What to produce | Reproduce all the lines exactly as they stand, apart from the pictures.

-- START OF Extracted data --

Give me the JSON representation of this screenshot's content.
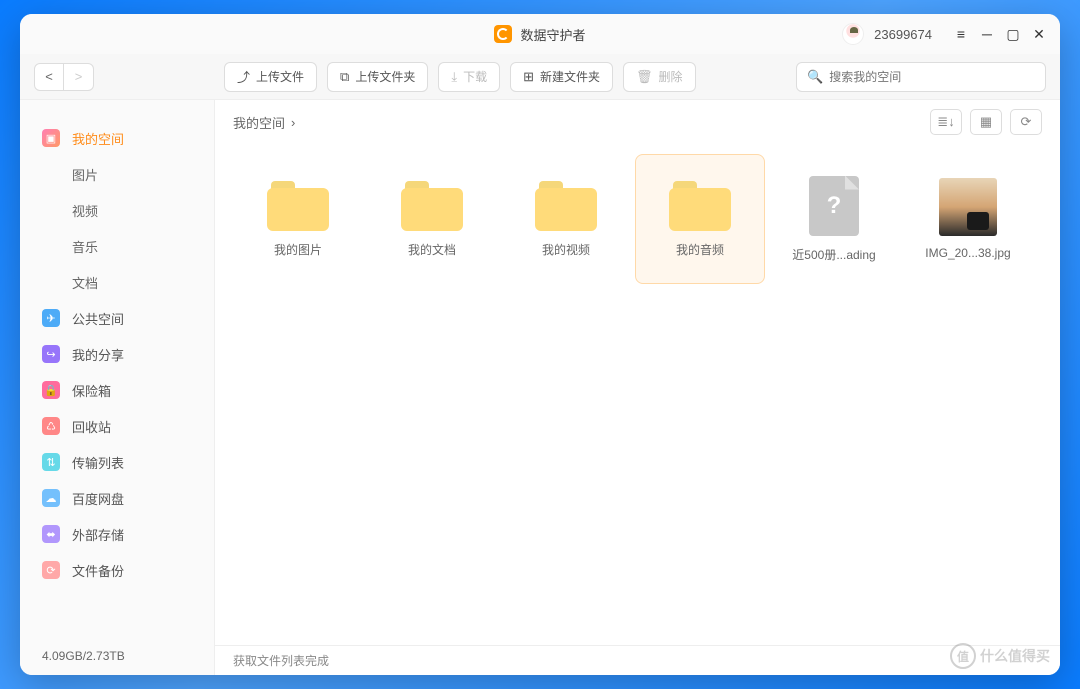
{
  "app": {
    "title": "数据守护者",
    "username": "23699674"
  },
  "toolbar": {
    "upload_file": "上传文件",
    "upload_folder": "上传文件夹",
    "download": "下载",
    "new_folder": "新建文件夹",
    "delete": "删除",
    "search_placeholder": "搜索我的空间"
  },
  "sidebar": {
    "items": [
      {
        "label": "我的空间"
      },
      {
        "label": "图片"
      },
      {
        "label": "视频"
      },
      {
        "label": "音乐"
      },
      {
        "label": "文档"
      },
      {
        "label": "公共空间"
      },
      {
        "label": "我的分享"
      },
      {
        "label": "保险箱"
      },
      {
        "label": "回收站"
      },
      {
        "label": "传输列表"
      },
      {
        "label": "百度网盘"
      },
      {
        "label": "外部存储"
      },
      {
        "label": "文件备份"
      }
    ],
    "storage": "4.09GB/2.73TB"
  },
  "breadcrumb": {
    "path": "我的空间"
  },
  "files": [
    {
      "name": "我的图片",
      "type": "folder"
    },
    {
      "name": "我的文档",
      "type": "folder"
    },
    {
      "name": "我的视频",
      "type": "folder"
    },
    {
      "name": "我的音频",
      "type": "folder",
      "selected": true
    },
    {
      "name": "近500册...ading",
      "type": "file"
    },
    {
      "name": "IMG_20...38.jpg",
      "type": "image"
    }
  ],
  "status": "获取文件列表完成",
  "watermark": "什么值得买"
}
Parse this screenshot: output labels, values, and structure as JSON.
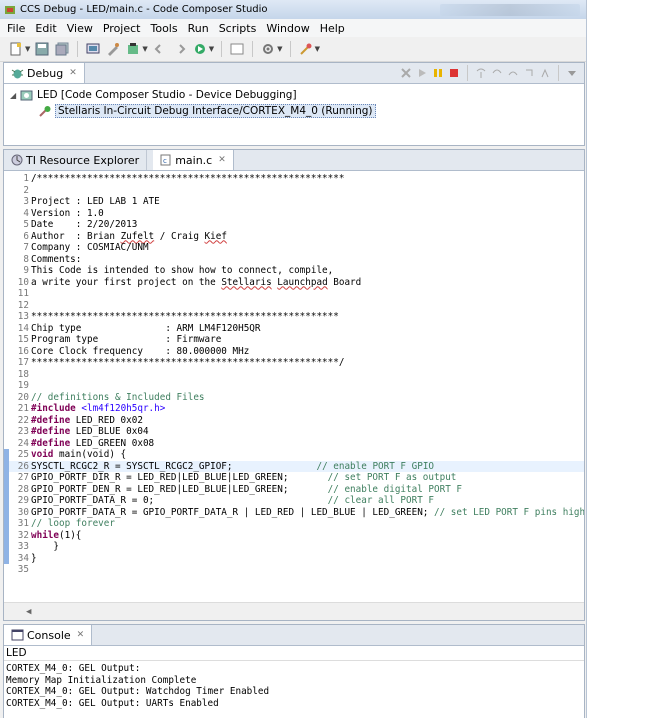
{
  "window": {
    "title": "CCS Debug - LED/main.c - Code Composer Studio"
  },
  "menu": [
    "File",
    "Edit",
    "View",
    "Project",
    "Tools",
    "Run",
    "Scripts",
    "Window",
    "Help"
  ],
  "debug_view": {
    "tab_label": "Debug",
    "tree": [
      {
        "label": "LED [Code Composer Studio - Device Debugging]"
      },
      {
        "label": "Stellaris In-Circuit Debug Interface/CORTEX_M4_0 (Running)"
      }
    ]
  },
  "editor": {
    "tabs": [
      {
        "label": "TI Resource Explorer"
      },
      {
        "label": "main.c"
      }
    ],
    "lines": [
      {
        "n": "1",
        "t": "/*******************************************************"
      },
      {
        "n": "2",
        "t": ""
      },
      {
        "n": "3",
        "t": "Project : LED LAB 1 ATE"
      },
      {
        "n": "4",
        "t": "Version : 1.0"
      },
      {
        "n": "5",
        "t": "Date    : 2/20/2013"
      },
      {
        "n": "6",
        "t": "Author  : Brian Zufelt / Craig Kief"
      },
      {
        "n": "7",
        "t": "Company : COSMIAC/UNM"
      },
      {
        "n": "8",
        "t": "Comments:"
      },
      {
        "n": "9",
        "t": "This Code is intended to show how to connect, compile,"
      },
      {
        "n": "10",
        "t": "a write your first project on the Stellaris Launchpad Board"
      },
      {
        "n": "11",
        "t": ""
      },
      {
        "n": "12",
        "t": ""
      },
      {
        "n": "13",
        "t": "*******************************************************"
      },
      {
        "n": "14",
        "t": "Chip type               : ARM LM4F120H5QR"
      },
      {
        "n": "15",
        "t": "Program type            : Firmware"
      },
      {
        "n": "16",
        "t": "Core Clock frequency    : 80.000000 MHz"
      },
      {
        "n": "17",
        "t": "*******************************************************/"
      },
      {
        "n": "18",
        "t": ""
      },
      {
        "n": "19",
        "t": ""
      },
      {
        "n": "20",
        "t": "// definitions & Included Files"
      },
      {
        "n": "21",
        "t": "#include <lm4f120h5qr.h>"
      },
      {
        "n": "22",
        "t": "#define LED_RED 0x02"
      },
      {
        "n": "23",
        "t": "#define LED_BLUE 0x04"
      },
      {
        "n": "24",
        "t": "#define LED_GREEN 0x08"
      },
      {
        "n": "25",
        "t": "void main(void) {"
      },
      {
        "n": "26",
        "t": "SYSCTL_RCGC2_R = SYSCTL_RCGC2_GPIOF;               // enable PORT F GPIO"
      },
      {
        "n": "27",
        "t": "GPIO_PORTF_DIR_R = LED_RED|LED_BLUE|LED_GREEN;       // set PORT F as output"
      },
      {
        "n": "28",
        "t": "GPIO_PORTF_DEN_R = LED_RED|LED_BLUE|LED_GREEN;       // enable digital PORT F"
      },
      {
        "n": "29",
        "t": "GPIO_PORTF_DATA_R = 0;                               // clear all PORT F"
      },
      {
        "n": "30",
        "t": "GPIO_PORTF_DATA_R = GPIO_PORTF_DATA_R | LED_RED | LED_BLUE | LED_GREEN; // set LED PORT F pins high"
      },
      {
        "n": "31",
        "t": "// loop forever"
      },
      {
        "n": "32",
        "t": "while(1){"
      },
      {
        "n": "33",
        "t": "    }"
      },
      {
        "n": "34",
        "t": "}"
      },
      {
        "n": "35",
        "t": ""
      }
    ]
  },
  "console": {
    "tab_label": "Console",
    "name": "LED",
    "lines": [
      "CORTEX_M4_0: GEL Output:",
      "Memory Map Initialization Complete",
      "CORTEX_M4_0: GEL Output: Watchdog Timer Enabled",
      "CORTEX_M4_0: GEL Output: UARTs Enabled"
    ]
  },
  "colors": {
    "accent": "#8fb3e5",
    "comment": "#3f7f5f",
    "keyword": "#7f0055"
  }
}
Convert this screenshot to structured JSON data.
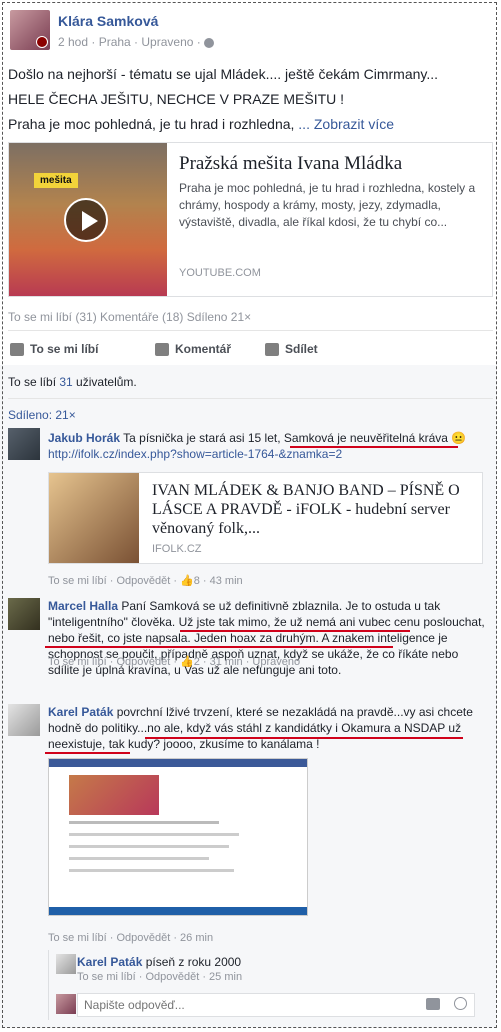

-- END OF Extracted data --

Task output |
Give me the JSON representation of this screenshot's content.
{
  "app": {
    "title": "数据守护者",
    "username": "23699674"
  },
  "toolbar": {
    "upload_file": "上传文件",
    "upload_folder": "上传文件夹",
    "download": "下载",
    "new_folder": "新建文件夹",
    "delete": "删除",
    "search_placeholder": "搜索我的空间"
  },
  "sidebar": {
    "items": [
      {
        "label": "我的空间"
      },
      {
        "label": "图片"
      },
      {
        "label": "视频"
      },
      {
        "label": "音乐"
      },
      {
        "label": "文档"
      },
      {
        "label": "公共空间"
      },
      {
        "label": "我的分享"
      },
      {
        "label": "保险箱"
      },
      {
        "label": "回收站"
      },
      {
        "label": "传输列表"
      },
      {
        "label": "百度网盘"
      },
      {
        "label": "外部存储"
      },
      {
        "label": "文件备份"
      }
    ],
    "storage": "4.09GB/2.73TB"
  },
  "breadcrumb": {
    "path": "我的空间"
  },
  "files": [
    {
      "name": "我的图片",
      "type": "folder"
    },
    {
      "name": "我的文档",
      "type": "folder"
    },
    {
      "name": "我的视频",
      "type": "folder"
    },
    {
      "name": "我的音频",
      "type": "folder",
      "selected": true
    },
    {
      "name": "近500册...ading",
      "type": "file"
    },
    {
      "name": "IMG_20...38.jpg",
      "type": "image"
    }
  ],
  "status": "获取文件列表完成",
  "watermark": "什么值得买"
}
Parse this screenshot: output labels, values, and structure as JSON.
{
  "window": {
    "title": "CCS Debug - LED/main.c - Code Composer Studio"
  },
  "menu": [
    "File",
    "Edit",
    "View",
    "Project",
    "Tools",
    "Run",
    "Scripts",
    "Window",
    "Help"
  ],
  "debug_view": {
    "tab_label": "Debug",
    "tree": [
      {
        "label": "LED [Code Composer Studio - Device Debugging]"
      },
      {
        "label": "Stellaris In-Circuit Debug Interface/CORTEX_M4_0 (Running)"
      }
    ]
  },
  "editor": {
    "tabs": [
      {
        "label": "TI Resource Explorer"
      },
      {
        "label": "main.c"
      }
    ],
    "lines": [
      {
        "n": "1",
        "t": "/*******************************************************"
      },
      {
        "n": "2",
        "t": ""
      },
      {
        "n": "3",
        "t": "Project : LED LAB 1 ATE"
      },
      {
        "n": "4",
        "t": "Version : 1.0"
      },
      {
        "n": "5",
        "t": "Date    : 2/20/2013"
      },
      {
        "n": "6",
        "t": "Author  : Brian Zufelt / Craig Kief"
      },
      {
        "n": "7",
        "t": "Company : COSMIAC/UNM"
      },
      {
        "n": "8",
        "t": "Comments:"
      },
      {
        "n": "9",
        "t": "This Code is intended to show how to connect, compile,"
      },
      {
        "n": "10",
        "t": "a write your first project on the Stellaris Launchpad Board"
      },
      {
        "n": "11",
        "t": ""
      },
      {
        "n": "12",
        "t": ""
      },
      {
        "n": "13",
        "t": "*******************************************************"
      },
      {
        "n": "14",
        "t": "Chip type               : ARM LM4F120H5QR"
      },
      {
        "n": "15",
        "t": "Program type            : Firmware"
      },
      {
        "n": "16",
        "t": "Core Clock frequency    : 80.000000 MHz"
      },
      {
        "n": "17",
        "t": "*******************************************************/"
      },
      {
        "n": "18",
        "t": ""
      },
      {
        "n": "19",
        "t": ""
      },
      {
        "n": "20",
        "t": "// definitions & Included Files"
      },
      {
        "n": "21",
        "t": "#include <lm4f120h5qr.h>"
      },
      {
        "n": "22",
        "t": "#define LED_RED 0x02"
      },
      {
        "n": "23",
        "t": "#define LED_BLUE 0x04"
      },
      {
        "n": "24",
        "t": "#define LED_GREEN 0x08"
      },
      {
        "n": "25",
        "t": "void main(void) {"
      },
      {
        "n": "26",
        "t": "SYSCTL_RCGC2_R = SYSCTL_RCGC2_GPIOF;               // enable PORT F GPIO"
      },
      {
        "n": "27",
        "t": "GPIO_PORTF_DIR_R = LED_RED|LED_BLUE|LED_GREEN;       // set PORT F as output"
      },
      {
        "n": "28",
        "t": "GPIO_PORTF_DEN_R = LED_RED|LED_BLUE|LED_GREEN;       // enable digital PORT F"
      },
      {
        "n": "29",
        "t": "GPIO_PORTF_DATA_R = 0;                               // clear all PORT F"
      },
      {
        "n": "30",
        "t": "GPIO_PORTF_DATA_R = GPIO_PORTF_DATA_R | LED_RED | LED_BLUE | LED_GREEN; // set LED PORT F pins high"
      },
      {
        "n": "31",
        "t": "// loop forever"
      },
      {
        "n": "32",
        "t": "while(1){"
      },
      {
        "n": "33",
        "t": "    }"
      },
      {
        "n": "34",
        "t": "}"
      },
      {
        "n": "35",
        "t": ""
      }
    ]
  },
  "console": {
    "tab_label": "Console",
    "name": "LED",
    "lines": [
      "CORTEX_M4_0: GEL Output:",
      "Memory Map Initialization Complete",
      "CORTEX_M4_0: GEL Output: Watchdog Timer Enabled",
      "CORTEX_M4_0: GEL Output: UARTs Enabled"
    ]
  },
  "colors": {
    "accent": "#8fb3e5",
    "comment": "#3f7f5f",
    "keyword": "#7f0055"
  }
}
Convert this screenshot to structured JSON data.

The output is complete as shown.